_Source passage_
•••

[accessibility] Testing PDF tagging with a pdf generated using pdflatex

Stitz,Tammy A tstitz at uakron.edu
Sat Mar 17 03:18:13 CET 2018

Hi Ross:

Thank you for your reply. I was getting an error when using pdfx because it clashes with the class file for theses and dissertations at my institution. I will try to solve the errors to resolve some of the font problems as you suggested.

I didn't think of providing the code for the alt text. I think this would be an effective solution for those that know LaTeX. My partner is legally blind and is persuing a bachelors in mathematics. He doesn't know LaTeX, so this solution might not help readers like him. I think it might be best to make the alternate text close to how sceen readers read mathml. I couldn't figure out how to embed mathml into the PDF, but I think others have done this.

I am not sure how close my alt text was to mathml, but what I wrote evolved somewhat from problems I found while writing them. For example, I use lowercase and uppercase letters to represent different variables, so I had to add the word uppercase for capital letters. Sometimes, it was unclear which matrix was inverted or when multiple variables were squared, etc. I had to use the term "quantity" to add clarity.

I thought about tagging the matrix as tables; however, this would violate WCAG 1.3.1. The alt text I used was inspired by how tables are read. I specified the row but not the columns because I thought it might be too much. There is a fine line between helpful and annoying sometimes.

It is hopeful that there will be a solution in the near future. My partner says the largest problem he has in school is PDFs that don't read properly. Sometimes it is due to instructors not using OCR, but many times it is untagged PDFs. Even the intellectual content of courses is easier that trying to figure how to read it.

Best regards,

From: Ross Moore
Sent: Friday, March 16, 4:15 PM
Subject: Re: [accessibility] Testing PDF tagging with a pdf generated usingpdflatex
To: Stitz,Tammy A
Cc: accessibility at tug.org

Hello Tammy,

On 16/03/2018, at 7:56, "Stitz,Tammy A" < tstitz at uakron.edu<mailto:tstitz at uakron.edu>> wrote:

Hello Everyone:

I know that some of you wanted to know what happened when I tried to make a tagged PDF from a LaTeX generated PDF, so I am sending this email to the list. I tried a few packages when using pdflatex, but none seemed to make a structured, tagged PDF. The only software that I know that can add tags to a PDF is Adobe Acrobat.
Yes, it does a reasonable job, but needs a lot of touching up afterwards.
It is this manual post-processing that makes it unsuitable (yet) for an automated production system.
But it is important that people like yourself try it out, to appreciate both the strengths and weaknesses of this approach — that is, adding tags after all the typesetting has been done.

If you have used any other software, please let me know.
What is really needed is for LaTeX processing to add tagging, according to the structure inherent in:
 1. the author's LaTeX source
 2. the chosen document-class
 3. any loaded packages

This is what I am working on, and have achieved with several significant examples, chock full of mathematical content. These will be part of my TUG presentation in Rio, later this year.

They are not yet available online.
I'll post again when they are.

When Acrobat generated the tags, some strange things happened. (1) Some brackets and other large symbols like summations disappeared when I had Acrobat assign tags
This happens with TeX's extension fonts, when there is no /ToUnicode resource.

•••

_Data_
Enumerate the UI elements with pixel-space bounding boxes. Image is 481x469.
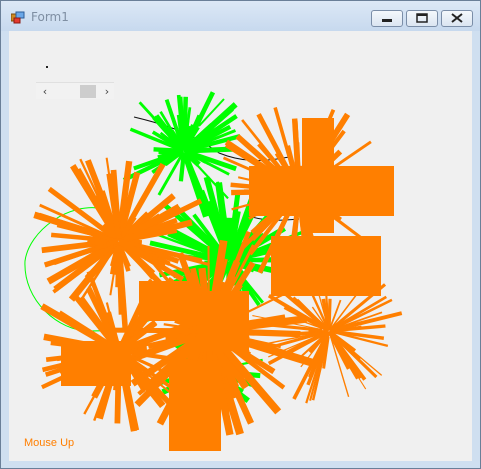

•••

Could you continue the mailing-list message about tagging PDFs made with pdflatex, starting right after its final sentence?

It helps to load  glyphtounicode.tex   to get mappings based upon the glyph name.
This is just one of the things done when the  pdfx  package is loaded.

The first step in developing methods to produce tagged PDF compliant with published ISO standards, is to first satisfy all requirements for PDF/A compliance. There is significant overlap.
Ultimately you want to satisfy both  PDF/A-2a and PDF/UA-1.
The  pdfx  package is vital to be able to achieve this.

. I was thinking it might have to do with when a font was compressed. I adjusted what I used for commands (e.g. use bmatrix instead of \left\right). I was unable to find a pattern, but I thought it was worth mentioning.

Many tags and much of the reading order needs corrected after Acrobat creates the tags.
Precisely. It's too much work, and cannot result in anything close to what a fully-automated approach from LaTeX can achieve.

If you have mostly text and simple equations, the screen reader JAWS reads it well. I used my thesis as a test case and it had many matrix equations, which are read awful by JAWS. The only solution that I could find was to add alternative text to each equation, which was very time consuming
The big question here is  ‘What should that alternative text be?'
Just reading the characters separately is not sufficient.
How about the LaTeX source, complete with backslashes ?
Some people say that this is desirable.
What do you think?

. I wanted to find a simple solution that students would use when they submitted their theses and dissertations. I know this process can't take much time or effort. I think of one of my students, who was an excellent student, that said, "Could you read all the documentation for datatool and tell me the highlights"? Uh, no.
Maybe that will be possible soon.  3-5 years hence?

Here is an example of how JAWS reads without alt text and a matrix equation (video)
Here is an example of how JAWS reads with alt text and a matrix equation (video)
My tagged thesis posted on our institutional repository (PDF).

I'll have a look at this.
Thanks for the link.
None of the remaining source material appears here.